▶ [WHAT IS NEEDED]:
All of the records below need to be copied exactly.

▶ [Data extracted from a collection]:
--- --- ---

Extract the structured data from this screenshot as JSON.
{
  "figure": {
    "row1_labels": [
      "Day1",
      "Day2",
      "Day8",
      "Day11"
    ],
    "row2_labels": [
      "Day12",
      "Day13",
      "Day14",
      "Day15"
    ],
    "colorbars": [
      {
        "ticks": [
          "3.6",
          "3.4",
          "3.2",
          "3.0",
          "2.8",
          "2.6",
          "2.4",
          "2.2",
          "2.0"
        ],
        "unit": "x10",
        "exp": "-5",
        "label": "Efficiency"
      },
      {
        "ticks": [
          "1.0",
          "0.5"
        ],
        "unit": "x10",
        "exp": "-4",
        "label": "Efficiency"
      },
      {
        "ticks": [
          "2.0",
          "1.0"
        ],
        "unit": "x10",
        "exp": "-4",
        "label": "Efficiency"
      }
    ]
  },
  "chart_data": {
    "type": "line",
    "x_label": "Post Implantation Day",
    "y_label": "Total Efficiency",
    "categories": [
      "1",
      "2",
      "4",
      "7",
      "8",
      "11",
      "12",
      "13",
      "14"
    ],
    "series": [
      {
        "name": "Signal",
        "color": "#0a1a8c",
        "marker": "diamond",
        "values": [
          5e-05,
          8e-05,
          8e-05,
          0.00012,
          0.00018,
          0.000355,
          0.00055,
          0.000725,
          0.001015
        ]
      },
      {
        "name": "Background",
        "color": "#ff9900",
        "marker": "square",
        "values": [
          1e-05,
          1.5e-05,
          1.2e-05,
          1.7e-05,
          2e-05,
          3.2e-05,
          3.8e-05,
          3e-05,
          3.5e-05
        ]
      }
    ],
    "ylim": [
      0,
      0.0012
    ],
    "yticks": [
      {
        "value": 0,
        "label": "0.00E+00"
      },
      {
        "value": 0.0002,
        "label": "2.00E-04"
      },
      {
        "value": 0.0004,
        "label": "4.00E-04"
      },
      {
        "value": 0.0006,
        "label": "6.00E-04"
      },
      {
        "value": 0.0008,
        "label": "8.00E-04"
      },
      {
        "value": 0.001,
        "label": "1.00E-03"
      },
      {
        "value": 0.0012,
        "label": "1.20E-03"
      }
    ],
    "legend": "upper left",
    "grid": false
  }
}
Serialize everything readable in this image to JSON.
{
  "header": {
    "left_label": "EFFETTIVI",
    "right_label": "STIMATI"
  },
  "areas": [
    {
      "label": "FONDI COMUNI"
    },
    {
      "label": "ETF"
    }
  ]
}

--- --- ---

▶ [FINISHED ANSWER]:
Extract the structured data from this screenshot as JSON.
{
  "figure": {
    "row1_labels": [
      "Day1",
      "Day2",
      "Day8",
      "Day11"
    ],
    "row2_labels": [
      "Day12",
      "Day13",
      "Day14",
      "Day15"
    ],
    "colorbars": [
      {
        "ticks": [
          "3.6",
          "3.4",
          "3.2",
          "3.0",
          "2.8",
          "2.6",
          "2.4",
          "2.2",
          "2.0"
        ],
        "unit": "x10",
        "exp": "-5",
        "label": "Efficiency"
      },
      {
        "ticks": [
          "1.0",
          "0.5"
        ],
        "unit": "x10",
        "exp": "-4",
        "label": "Efficiency"
      },
      {
        "ticks": [
          "2.0",
          "1.0"
        ],
        "unit": "x10",
        "exp": "-4",
        "label": "Efficiency"
      }
    ]
  },
  "chart_data": {
    "type": "line",
    "x_label": "Post Implantation Day",
    "y_label": "Total Efficiency",
    "categories": [
      "1",
      "2",
      "4",
      "7",
      "8",
      "11",
      "12",
      "13",
      "14"
    ],
    "series": [
      {
        "name": "Signal",
        "color": "#0a1a8c",
        "marker": "diamond",
        "values": [
          5e-05,
          8e-05,
          8e-05,
          0.00012,
          0.00018,
          0.000355,
          0.00055,
          0.000725,
          0.001015
        ]
      },
      {
        "name": "Background",
        "color": "#ff9900",
        "marker": "square",
        "values": [
          1e-05,
          1.5e-05,
          1.2e-05,
          1.7e-05,
          2e-05,
          3.2e-05,
          3.8e-05,
          3e-05,
          3.5e-05
        ]
      }
    ],
    "ylim": [
      0,
      0.0012
    ],
    "yticks": [
      {
        "value": 0,
        "label": "0.00E+00"
      },
      {
        "value": 0.0002,
        "label": "2.00E-04"
      },
      {
        "value": 0.0004,
        "label": "4.00E-04"
      },
      {
        "value": 0.0006,
        "label": "6.00E-04"
      },
      {
        "value": 0.0008,
        "label": "8.00E-04"
      },
      {
        "value": 0.001,
        "label": "1.00E-03"
      },
      {
        "value": 0.0012,
        "label": "1.20E-03"
      }
    ],
    "legend": "upper left",
    "grid": false
  }
}
Serialize everything readable in this image to JSON.
{
  "header": {
    "left_label": "EFFETTIVI",
    "right_label": "STIMATI"
  },
  "areas": [
    {
      "label": "FONDI COMUNI"
    },
    {
      "label": "ETF"
    }
  ]
}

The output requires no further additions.